WORK TO DO:
Could you give the data below again, exactly and completely?

SUPPLIED MATERIAL:
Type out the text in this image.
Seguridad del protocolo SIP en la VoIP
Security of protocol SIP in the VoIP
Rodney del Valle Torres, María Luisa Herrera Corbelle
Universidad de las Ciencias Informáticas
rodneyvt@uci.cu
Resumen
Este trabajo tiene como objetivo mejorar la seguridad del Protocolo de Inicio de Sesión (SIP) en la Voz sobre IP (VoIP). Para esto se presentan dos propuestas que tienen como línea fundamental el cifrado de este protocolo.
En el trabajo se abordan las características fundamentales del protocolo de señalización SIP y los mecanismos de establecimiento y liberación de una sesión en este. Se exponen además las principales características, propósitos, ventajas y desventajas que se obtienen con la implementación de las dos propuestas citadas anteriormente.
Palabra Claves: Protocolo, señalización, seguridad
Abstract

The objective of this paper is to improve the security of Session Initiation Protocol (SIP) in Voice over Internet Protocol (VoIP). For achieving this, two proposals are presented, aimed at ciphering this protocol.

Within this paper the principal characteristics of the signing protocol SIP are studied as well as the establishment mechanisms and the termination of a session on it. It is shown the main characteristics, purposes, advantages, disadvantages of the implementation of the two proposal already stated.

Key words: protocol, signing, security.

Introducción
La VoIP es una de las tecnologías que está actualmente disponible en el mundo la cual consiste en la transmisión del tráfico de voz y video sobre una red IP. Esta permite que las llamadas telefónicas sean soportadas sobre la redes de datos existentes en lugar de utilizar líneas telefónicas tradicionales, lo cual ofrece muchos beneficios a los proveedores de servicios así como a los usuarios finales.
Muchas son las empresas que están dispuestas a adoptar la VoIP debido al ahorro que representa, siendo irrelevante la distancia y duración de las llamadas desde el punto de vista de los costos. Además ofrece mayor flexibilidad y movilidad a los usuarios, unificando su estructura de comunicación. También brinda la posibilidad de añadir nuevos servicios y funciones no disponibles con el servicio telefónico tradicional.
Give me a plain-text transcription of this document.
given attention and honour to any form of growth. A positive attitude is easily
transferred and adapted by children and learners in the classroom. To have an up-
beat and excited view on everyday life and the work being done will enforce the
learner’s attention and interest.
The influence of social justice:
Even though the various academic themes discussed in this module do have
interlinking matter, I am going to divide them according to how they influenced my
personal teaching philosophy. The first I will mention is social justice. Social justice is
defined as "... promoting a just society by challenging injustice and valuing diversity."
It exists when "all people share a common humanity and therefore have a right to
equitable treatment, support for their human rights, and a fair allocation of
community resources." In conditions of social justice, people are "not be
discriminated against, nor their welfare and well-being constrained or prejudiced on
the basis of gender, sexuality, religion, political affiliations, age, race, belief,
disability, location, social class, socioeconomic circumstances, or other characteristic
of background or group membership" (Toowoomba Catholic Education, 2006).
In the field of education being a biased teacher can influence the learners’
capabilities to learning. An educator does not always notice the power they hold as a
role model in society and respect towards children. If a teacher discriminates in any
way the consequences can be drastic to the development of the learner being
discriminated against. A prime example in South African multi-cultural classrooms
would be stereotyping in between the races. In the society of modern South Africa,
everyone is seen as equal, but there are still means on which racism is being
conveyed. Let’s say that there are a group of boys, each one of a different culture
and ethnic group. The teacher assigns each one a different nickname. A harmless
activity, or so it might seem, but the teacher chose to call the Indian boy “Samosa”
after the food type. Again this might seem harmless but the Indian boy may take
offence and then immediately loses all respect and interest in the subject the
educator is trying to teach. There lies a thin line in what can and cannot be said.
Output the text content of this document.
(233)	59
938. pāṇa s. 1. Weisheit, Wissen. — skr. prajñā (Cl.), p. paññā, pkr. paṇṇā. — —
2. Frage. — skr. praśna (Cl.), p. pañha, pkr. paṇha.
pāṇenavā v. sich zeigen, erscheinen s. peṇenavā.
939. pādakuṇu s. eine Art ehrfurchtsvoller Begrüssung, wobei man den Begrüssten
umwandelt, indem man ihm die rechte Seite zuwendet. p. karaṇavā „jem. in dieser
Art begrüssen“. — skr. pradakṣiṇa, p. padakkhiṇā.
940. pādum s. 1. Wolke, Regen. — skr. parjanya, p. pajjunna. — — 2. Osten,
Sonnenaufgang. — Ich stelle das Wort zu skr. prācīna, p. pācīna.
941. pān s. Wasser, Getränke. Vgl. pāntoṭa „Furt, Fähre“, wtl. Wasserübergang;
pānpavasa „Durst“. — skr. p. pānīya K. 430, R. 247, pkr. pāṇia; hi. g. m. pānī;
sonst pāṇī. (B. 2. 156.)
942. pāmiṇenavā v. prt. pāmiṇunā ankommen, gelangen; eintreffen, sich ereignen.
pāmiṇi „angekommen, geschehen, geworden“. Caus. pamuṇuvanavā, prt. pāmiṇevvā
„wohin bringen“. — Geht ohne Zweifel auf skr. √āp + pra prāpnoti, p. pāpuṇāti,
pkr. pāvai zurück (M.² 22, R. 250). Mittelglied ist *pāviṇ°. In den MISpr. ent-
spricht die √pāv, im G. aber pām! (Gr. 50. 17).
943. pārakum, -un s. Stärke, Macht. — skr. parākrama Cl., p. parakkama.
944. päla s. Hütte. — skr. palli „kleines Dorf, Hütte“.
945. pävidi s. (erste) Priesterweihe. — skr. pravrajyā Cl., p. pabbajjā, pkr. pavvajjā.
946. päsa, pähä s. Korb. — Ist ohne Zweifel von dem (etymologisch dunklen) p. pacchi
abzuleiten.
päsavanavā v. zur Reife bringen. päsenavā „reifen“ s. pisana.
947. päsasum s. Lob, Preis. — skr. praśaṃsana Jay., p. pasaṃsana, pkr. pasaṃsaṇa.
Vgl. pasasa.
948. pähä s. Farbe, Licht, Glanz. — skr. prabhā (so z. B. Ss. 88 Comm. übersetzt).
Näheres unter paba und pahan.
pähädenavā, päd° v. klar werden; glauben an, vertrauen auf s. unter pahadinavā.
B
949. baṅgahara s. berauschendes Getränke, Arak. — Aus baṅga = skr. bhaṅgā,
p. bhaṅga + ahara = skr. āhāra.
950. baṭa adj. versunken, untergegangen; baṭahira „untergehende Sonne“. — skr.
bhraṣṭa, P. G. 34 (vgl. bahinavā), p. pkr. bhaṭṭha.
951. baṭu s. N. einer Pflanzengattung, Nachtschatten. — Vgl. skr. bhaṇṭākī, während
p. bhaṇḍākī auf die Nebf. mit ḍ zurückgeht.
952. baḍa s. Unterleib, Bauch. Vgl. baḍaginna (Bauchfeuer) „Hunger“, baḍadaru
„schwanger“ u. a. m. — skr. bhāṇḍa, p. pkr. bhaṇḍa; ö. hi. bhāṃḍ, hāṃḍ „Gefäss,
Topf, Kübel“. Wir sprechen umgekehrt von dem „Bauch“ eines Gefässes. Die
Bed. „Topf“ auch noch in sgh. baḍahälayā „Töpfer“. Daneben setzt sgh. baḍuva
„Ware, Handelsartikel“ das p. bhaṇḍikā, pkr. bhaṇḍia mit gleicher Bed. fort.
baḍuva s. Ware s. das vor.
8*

SOLUTION TO THIS TASK:
Type out the text in this image.
Seguridad del protocolo SIP en la VoIP
Security of protocol SIP in the VoIP
Rodney del Valle Torres, María Luisa Herrera Corbelle
Universidad de las Ciencias Informáticas
rodneyvt@uci.cu
Resumen
Este trabajo tiene como objetivo mejorar la seguridad del Protocolo de Inicio de Sesión (SIP) en la Voz sobre IP (VoIP). Para esto se presentan dos propuestas que tienen como línea fundamental el cifrado de este protocolo.
En el trabajo se abordan las características fundamentales del protocolo de señalización SIP y los mecanismos de establecimiento y liberación de una sesión en este. Se exponen además las principales características, propósitos, ventajas y desventajas que se obtienen con la implementación de las dos propuestas citadas anteriormente.
Palabra Claves: Protocolo, señalización, seguridad
Abstract

The objective of this paper is to improve the security of Session Initiation Protocol (SIP) in Voice over Internet Protocol (VoIP). For achieving this, two proposals are presented, aimed at ciphering this protocol.

Within this paper the principal characteristics of the signing protocol SIP are studied as well as the establishment mechanisms and the termination of a session on it. It is shown the main characteristics, purposes, advantages, disadvantages of the implementation of the two proposal already stated.

Key words: protocol, signing, security.

Introducción
La VoIP es una de las tecnologías que está actualmente disponible en el mundo la cual consiste en la transmisión del tráfico de voz y video sobre una red IP. Esta permite que las llamadas telefónicas sean soportadas sobre la redes de datos existentes en lugar de utilizar líneas telefónicas tradicionales, lo cual ofrece muchos beneficios a los proveedores de servicios así como a los usuarios finales.
Muchas son las empresas que están dispuestas a adoptar la VoIP debido al ahorro que representa, siendo irrelevante la distancia y duración de las llamadas desde el punto de vista de los costos. Además ofrece mayor flexibilidad y movilidad a los usuarios, unificando su estructura de comunicación. También brinda la posibilidad de añadir nuevos servicios y funciones no disponibles con el servicio telefónico tradicional.
Give me a plain-text transcription of this document.
given attention and honour to any form of growth. A positive attitude is easily
transferred and adapted by children and learners in the classroom. To have an up-
beat and excited view on everyday life and the work being done will enforce the
learner’s attention and interest.
The influence of social justice:
Even though the various academic themes discussed in this module do have
interlinking matter, I am going to divide them according to how they influenced my
personal teaching philosophy. The first I will mention is social justice. Social justice is
defined as "... promoting a just society by challenging injustice and valuing diversity."
It exists when "all people share a common humanity and therefore have a right to
equitable treatment, support for their human rights, and a fair allocation of
community resources." In conditions of social justice, people are "not be
discriminated against, nor their welfare and well-being constrained or prejudiced on
the basis of gender, sexuality, religion, political affiliations, age, race, belief,
disability, location, social class, socioeconomic circumstances, or other characteristic
of background or group membership" (Toowoomba Catholic Education, 2006).
In the field of education being a biased teacher can influence the learners’
capabilities to learning. An educator does not always notice the power they hold as a
role model in society and respect towards children. If a teacher discriminates in any
way the consequences can be drastic to the development of the learner being
discriminated against. A prime example in South African multi-cultural classrooms
would be stereotyping in between the races. In the society of modern South Africa,
everyone is seen as equal, but there are still means on which racism is being
conveyed. Let’s say that there are a group of boys, each one of a different culture
and ethnic group. The teacher assigns each one a different nickname. A harmless
activity, or so it might seem, but the teacher chose to call the Indian boy “Samosa”
after the food type. Again this might seem harmless but the Indian boy may take
offence and then immediately loses all respect and interest in the subject the
educator is trying to teach. There lies a thin line in what can and cannot be said.
Output the text content of this document.
(233)	59
938. pāṇa s. 1. Weisheit, Wissen. — skr. prajñā (Cl.), p. paññā, pkr. paṇṇā. — —
2. Frage. — skr. praśna (Cl.), p. pañha, pkr. paṇha.
pāṇenavā v. sich zeigen, erscheinen s. peṇenavā.
939. pādakuṇu s. eine Art ehrfurchtsvoller Begrüssung, wobei man den Begrüssten
umwandelt, indem man ihm die rechte Seite zuwendet. p. karaṇavā „jem. in dieser
Art begrüssen“. — skr. pradakṣiṇa, p. padakkhiṇā.
940. pādum s. 1. Wolke, Regen. — skr. parjanya, p. pajjunna. — — 2. Osten,
Sonnenaufgang. — Ich stelle das Wort zu skr. prācīna, p. pācīna.
941. pān s. Wasser, Getränke. Vgl. pāntoṭa „Furt, Fähre“, wtl. Wasserübergang;
pānpavasa „Durst“. — skr. p. pānīya K. 430, R. 247, pkr. pāṇia; hi. g. m. pānī;
sonst pāṇī. (B. 2. 156.)
942. pāmiṇenavā v. prt. pāmiṇunā ankommen, gelangen; eintreffen, sich ereignen.
pāmiṇi „angekommen, geschehen, geworden“. Caus. pamuṇuvanavā, prt. pāmiṇevvā
„wohin bringen“. — Geht ohne Zweifel auf skr. √āp + pra prāpnoti, p. pāpuṇāti,
pkr. pāvai zurück (M.² 22, R. 250). Mittelglied ist *pāviṇ°. In den MISpr. ent-
spricht die √pāv, im G. aber pām! (Gr. 50. 17).
943. pārakum, -un s. Stärke, Macht. — skr. parākrama Cl., p. parakkama.
944. päla s. Hütte. — skr. palli „kleines Dorf, Hütte“.
945. pävidi s. (erste) Priesterweihe. — skr. pravrajyā Cl., p. pabbajjā, pkr. pavvajjā.
946. päsa, pähä s. Korb. — Ist ohne Zweifel von dem (etymologisch dunklen) p. pacchi
abzuleiten.
päsavanavā v. zur Reife bringen. päsenavā „reifen“ s. pisana.
947. päsasum s. Lob, Preis. — skr. praśaṃsana Jay., p. pasaṃsana, pkr. pasaṃsaṇa.
Vgl. pasasa.
948. pähä s. Farbe, Licht, Glanz. — skr. prabhā (so z. B. Ss. 88 Comm. übersetzt).
Näheres unter paba und pahan.
pähädenavā, päd° v. klar werden; glauben an, vertrauen auf s. unter pahadinavā.
B
949. baṅgahara s. berauschendes Getränke, Arak. — Aus baṅga = skr. bhaṅgā,
p. bhaṅga + ahara = skr. āhāra.
950. baṭa adj. versunken, untergegangen; baṭahira „untergehende Sonne“. — skr.
bhraṣṭa, P. G. 34 (vgl. bahinavā), p. pkr. bhaṭṭha.
951. baṭu s. N. einer Pflanzengattung, Nachtschatten. — Vgl. skr. bhaṇṭākī, während
p. bhaṇḍākī auf die Nebf. mit ḍ zurückgeht.
952. baḍa s. Unterleib, Bauch. Vgl. baḍaginna (Bauchfeuer) „Hunger“, baḍadaru
„schwanger“ u. a. m. — skr. bhāṇḍa, p. pkr. bhaṇḍa; ö. hi. bhāṃḍ, hāṃḍ „Gefäss,
Topf, Kübel“. Wir sprechen umgekehrt von dem „Bauch“ eines Gefässes. Die
Bed. „Topf“ auch noch in sgh. baḍahälayā „Töpfer“. Daneben setzt sgh. baḍuva
„Ware, Handelsartikel“ das p. bhaṇḍikā, pkr. bhaṇḍia mit gleicher Bed. fort.
baḍuva s. Ware s. das vor.
8*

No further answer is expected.